Rows from a dataset:
* * *
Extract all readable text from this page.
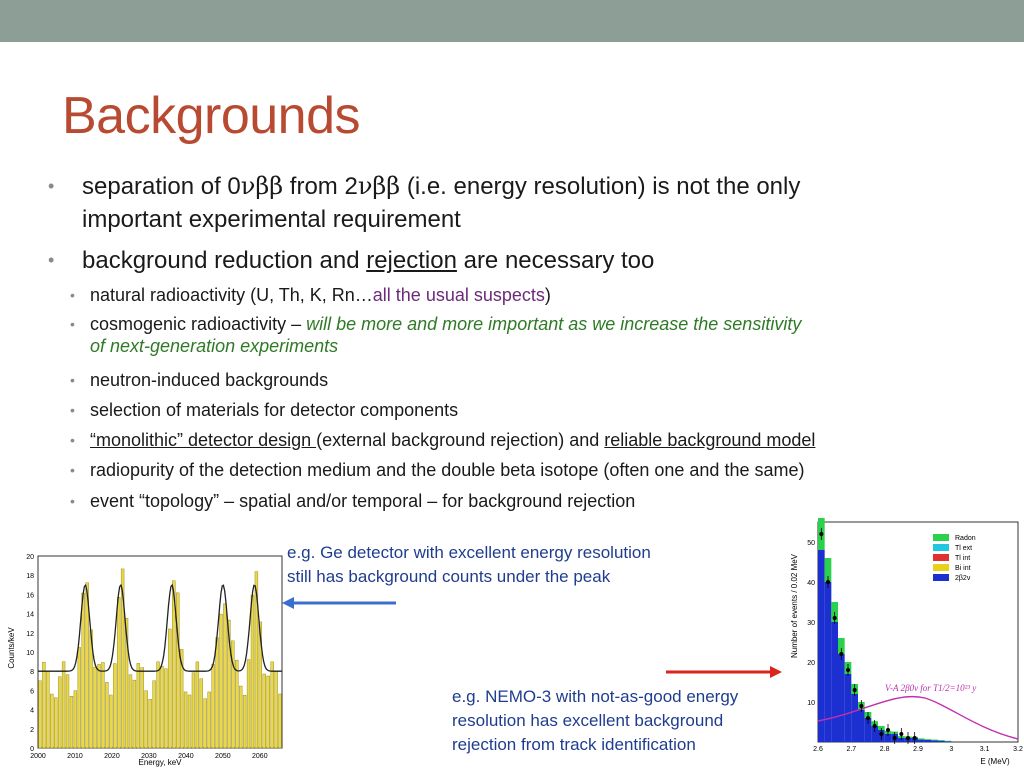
Backgrounds
• separation of 0νββ from 2νββ (i.e. energy resolution) is not the only
important experimental requirement
• background reduction and rejection are necessary too
• natural radioactivity (U, Th, K, Rn…all the usual suspects)
• cosmogenic radioactivity – will be more and more important as we increase the sensitivity
of next-generation experiments
• neutron-induced backgrounds
• selection of materials for detector components
• “monolithic” detector design (external background rejection) and reliable background model
• radiopurity of the detection medium and the double beta isotope (often one and the same)
• event “topology” – spatial and/or temporal – for background rejection
e.g. Ge detector with excellent energy resolution
still has background counts under the peak
e.g. NEMO-3 with not-as-good energy
resolution has excellent background
rejection from track identification
0
2
4
6
8
10
12
14
16
18
20
2000	2010	2020	2030	2040	2050	2060
Counts/keV
Energy, keV
10
20
30
40
50
2.6	2.7	2.8	2.9	3	3.1	3.2
Radon
Tl ext
Tl int
Bi int
2β2ν
V-A 2β0ν for T1/2=10²³ y
Number of events / 0.02 MeV
E (MeV)
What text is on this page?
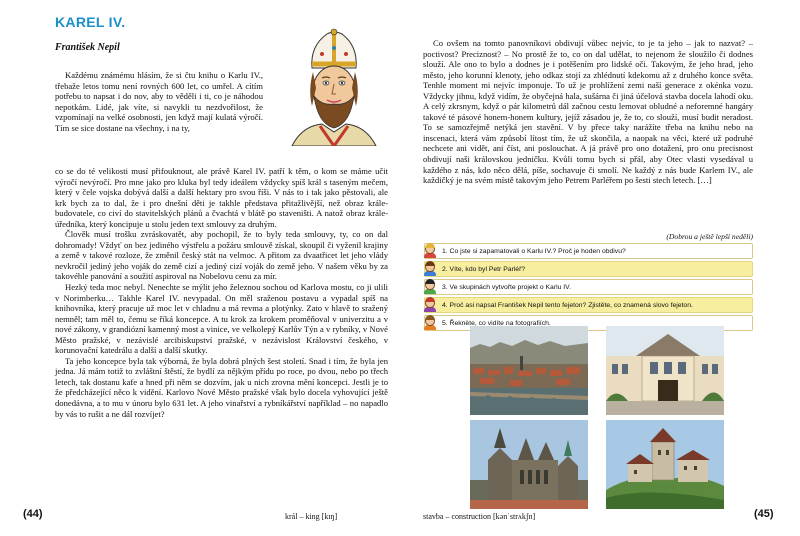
KAREL IV.
František Nepil

Každému známému hlásím, že si čtu knihu o Karlu IV., třebaže letos tomu není rovných 600 let, co umřel. A cítím potřebu to napsat i do nov, aby to věděli i ti, co je náhodou nepotkám. Lidé, jak víte, si navykli tu nezdvořilost, že vzpomínají na velké osobnosti, jen když mají kulatá výročí. Tím se sice dostane na všechny, i na ty,

co se do té velikosti musí přifouknout, ale právě Karel IV. patří k těm, o kom se máme učit výročí nevýročí. Pro mne jako pro kluka byl tedy ideálem vždycky spíš král s taseným mečem, který v čele vojska dobývá další a další hektary pro svou říši. V nás to i tak jako pěstovali, ale krk bych za to dal, že i pro dnešní děti je takhle představa přitažlivější, než obraz krále-budovatele, co civí do stavitelských plánů a čvachtá v blátě po staveništi. A natož obraz krále-úředníka, který koncipuje u stolu jeden text smlouvy za druhým.

Člověk musí trošku zvráskovatět, aby pochopil, že to byly teda smlouvy, ty, co on dal dohromady! Vždyť on bez jediného výstřelu a požáru smlouvě získal, skoupil či vyženil krajiny a země v takové rozloze, že změnil český stát na velmoc. A přitom za dvaatřicet let jeho vlády nevkročil jediný jeho voják do země cizí a jediný cizí voják do země jeho. V našem věku by za takovéhle panování a soužití aspiroval na Nobelovu cenu za mír.

Hezký teda moc nebyl. Nenechte se mýlit jeho železnou sochou od Karlova mostu, co ji ulili v Norimberku… Takhle Karel IV. nevypadal. On měl sraženou postavu a vypadal spíš na knihovníka, který pracuje už moc let v chladnu a má revma a plotýnky. Zato v hlavě to sražený nemněl; tam měl to, čemu se říká koncepce. A tu krok za krokem proměňoval v univerzitu a v nové zákony, v grandiózní kamenný most a vinice, ve velkolepý Karlův Týn a v rybníky, v Nové Město pražské, v nezávislé arcibiskupství pražské, v nezávislost Království českého, v korunovační katedrálu a další a další skutky.

Ta jeho koncepce byla tak výborná, že byla dobrá plných šest století. Snad i tím, že byla jen jedna. Já mám totiž to zvláštní štěstí, že bydlí za nějkým přídu po roce, po dvou, nebo po třech letech, tak dostanu kafe a hned při něm se dozvím, jak u nich zrovna mění koncepci. Jestli je to že předcházející něco k vidění. Karlovo Nové Město pražské však bylo docela vyhovující ještě donedávna, a to mu v únoru bylo 631 let. A jeho vinařství a rybníkářství například – no napadlo by vás to rušit a ne dál rozvíjet?

(44)	král – king [kɪŋ]

Co ovšem na tomto panovníkovi obdivují vůbec nejvíc, to je ta jeho – jak to nazvat? – poctivost? Preciznost? – No prostě že to, co on dal udělat, to nejenom že sloužilo či dodnes slouží. Ale ono to bylo a dodnes je i potěšením pro lidské oči. Takovým, že jeho hrad, jeho město, jeho korunní klenoty, jeho odkaz stojí za zhlédnutí kdekomu až z druhého konce světa. Tenhle moment mi nejvíc imponuje. To už je prohlížení zemi naší generace z okénka vozu. Vždycky jihnu, když vidím, že obyčejná hala, sušárna či jiná účelová stavba docela lahodí oku. A celý zkrsnym, když o pár kilometrů dál začnou cestu lemovat obludné a neforemné hangáry takové té pásové honem-honem kultury, jejíž zásadou je, že to, co slouží, musí budit neradost. To se samozřejmě netýká jen stavění. V by přece taky narážíte třeba na knihu nebo na inscenaci, která vám způsobí lítost tím, že už skončila, a naopak na věci, které už podruhé nechcete ani vidět, ani číst, ani poslouchat. A já právě pro ono dotažení, pro onu precisnost obdivují naši královskou jedničku. Kvůli tomu bych si přál, aby Otec vlasti vysedával u každého z nás, kdo něco dělá, píše, sochavuje či smolí. Ne každý z nás bude Karlem IV., ale každičký je na svém místě takovým jeho Petrem Parléřem po šesti stech letech. […]

(Dobrou a ještě lepší neděli)
1. Co jste si zapamatovali o Karlu IV.? Proč je hoden obdivu?
2. Víte, kdo byl Petr Parléř?
3. Ve skupinách vytvořte projekt o Karlu IV.
4. Proč asi napsal František Nepil tento fejeton? Zjistěte, co znamená slovo fejeton.
5. Řekněte, co vidíte na fotografiích.
stavba – construction [kənˈstrʌkʃn]	(45)
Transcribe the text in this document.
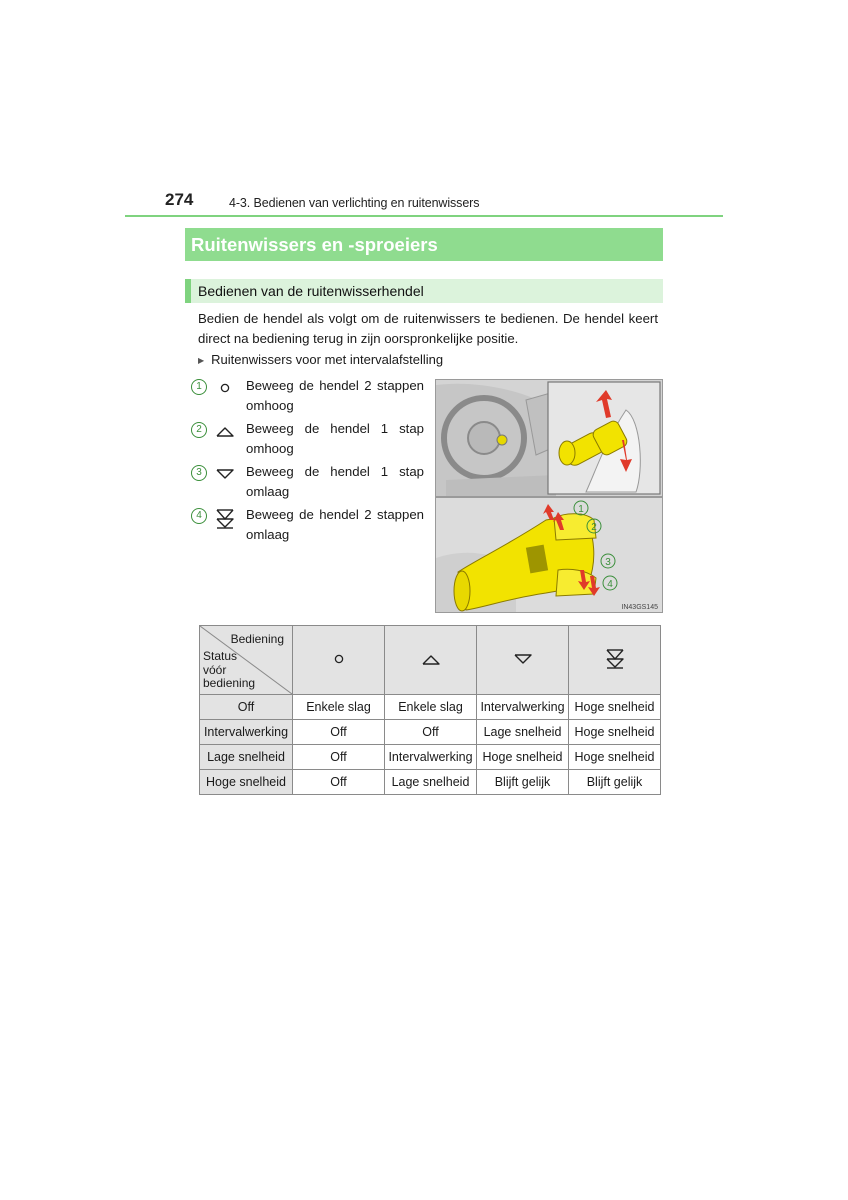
274	4-3. Bedienen van verlichting en ruitenwissers
Ruitenwissers en -sproeiers
Bedienen van de ruitenwisserhendel
Bedien de hendel als volgt om de ruitenwissers te bedienen. De hendel keert direct na bediening terug in zijn oorspronkelijke positie.
▶ Ruitenwissers voor met intervalafstelling
1	Beweeg de hendel 2 stappen omhoog
2	Beweeg de hendel 1 stap omhoog
3	Beweeg de hendel 1 stap omlaag
4	Beweeg de hendel 2 stappen omlaag
1
2
3
4
IN43GS145
Bediening
Status
vóór
bediening

Off	Enkele slag	Enkele slag	Intervalwerking	Hoge snelheid
Intervalwerking	Off	Off	Lage snelheid	Hoge snelheid
Lage snelheid	Off	Intervalwerking	Hoge snelheid	Hoge snelheid
Hoge snelheid	Off	Lage snelheid	Blijft gelijk	Blijft gelijk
* * *
REQUEST: The lines from the one holding "Transcribe the text in this document." through the end of the material above are to be echoed exactly, both ends included. Do not include pictures.

COMPLETE OUTPUT:
Transcribe the text in this document.
274	4-3. Bedienen van verlichting en ruitenwissers
Ruitenwissers en -sproeiers
Bedienen van de ruitenwisserhendel
Bedien de hendel als volgt om de ruitenwissers te bedienen. De hendel keert direct na bediening terug in zijn oorspronkelijke positie.
▶ Ruitenwissers voor met intervalafstelling
1	Beweeg de hendel 2 stappen omhoog
2	Beweeg de hendel 1 stap omhoog
3	Beweeg de hendel 1 stap omlaag
4	Beweeg de hendel 2 stappen omlaag
1
2
3
4
IN43GS145
Bediening
Status
vóór
bediening

Off	Enkele slag	Enkele slag	Intervalwerking	Hoge snelheid
Intervalwerking	Off	Off	Lage snelheid	Hoge snelheid
Lage snelheid	Off	Intervalwerking	Hoge snelheid	Hoge snelheid
Hoge snelheid	Off	Lage snelheid	Blijft gelijk	Blijft gelijk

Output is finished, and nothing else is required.